> Study material
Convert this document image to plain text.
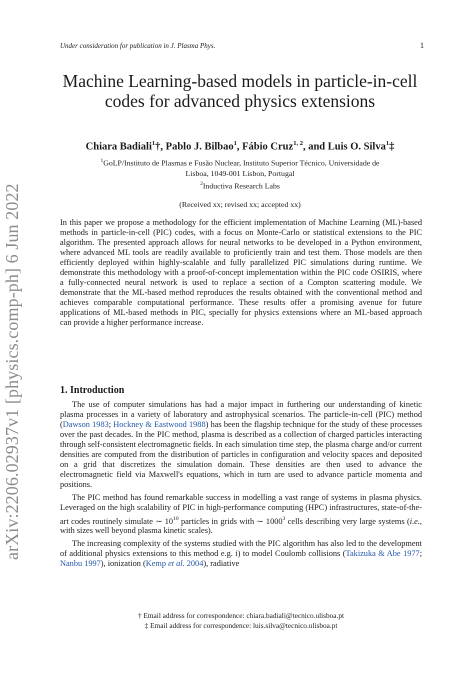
Under consideration for publication in J. Plasma Phys.	1
arXiv:2206.02937v1 [physics.comp-ph] 6 Jun 2022
Machine Learning-based models in particle-in-cell codes for advanced physics extensions
Chiara Badiali$^1$†, Pablo J. Bilbao$^1$, Fábio Cruz$^{1, 2}$, and Luis O. Silva$^1$‡
$^1$GoLP/Instituto de Plasmas e Fusão Nuclear, Instituto Superior Técnico, Universidade de
Lisboa, 1049-001 Lisbon, Portugal
$^2$Inductiva Research Labs
(Received xx; revised xx; accepted xx)
In this paper we propose a methodology for the efficient implementation of Machine Learning (ML)-based methods in particle-in-cell (PIC) codes, with a focus on Monte-Carlo or statistical extensions to the PIC algorithm. The presented approach allows for neural networks to be developed in a Python environment, where advanced ML tools are readily available to proficiently train and test them. Those models are then efficiently deployed within highly-scalable and fully parallelized PIC simulations during runtime. We demonstrate this methodology with a proof-of-concept implementation within the PIC code OSIRIS, where a fully-connected neural network is used to replace a section of a Compton scattering module. We demonstrate that the ML-based method reproduces the results obtained with the conventional method and achieves comparable computational performance. These results offer a promising avenue for future applications of ML-based methods in PIC, specially for physics extensions where an ML-based approach can provide a higher performance increase.
1. Introduction

The use of computer simulations has had a major impact in furthering our understanding of kinetic plasma processes in a variety of laboratory and astrophysical scenarios. The particle-in-cell (PIC) method (Dawson 1983; Hockney & Eastwood 1988) has been the flagship technique for the study of these processes over the past decades. In the PIC method, plasma is described as a collection of charged particles interacting through self-consistent electromagnetic fields. In each simulation time step, the plasma charge and/or current densities are computed from the distribution of particles in configuration and velocity spaces and deposited on a grid that discretizes the simulation domain. These densities are then used to advance the electromagnetic field via Maxwell's equations, which in turn are used to advance particle momenta and positions.

The PIC method has found remarkable success in modelling a vast range of systems in plasma physics. Leveraged on the high scalability of PIC in high-performance computing (HPC) infrastructures, state-of-the-art codes routinely simulate ∼ $10^{10}$ particles in grids with ∼ 1000$^3$ cells describing very large systems (i.e., with sizes well beyond plasma kinetic scales).

The increasing complexity of the systems studied with the PIC algorithm has also led to the development of additional physics extensions to this method e.g. i) to model Coulomb collisions (Takizuka & Abe 1977; Nanbu 1997), ionization (Kemp et al. 2004), radiative

† Email address for correspondence: chiara.badiali@tecnico.ulisboa.pt
‡ Email address for correspondence: luis.silva@tecnico.ulisboa.pt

> Exercise objective
Every line above that includes the word "address" should be listed.

> Finished exercise
† Email address for correspondence: chiara.badiali@tecnico.ulisboa.pt
‡ Email address for correspondence: luis.silva@tecnico.ulisboa.pt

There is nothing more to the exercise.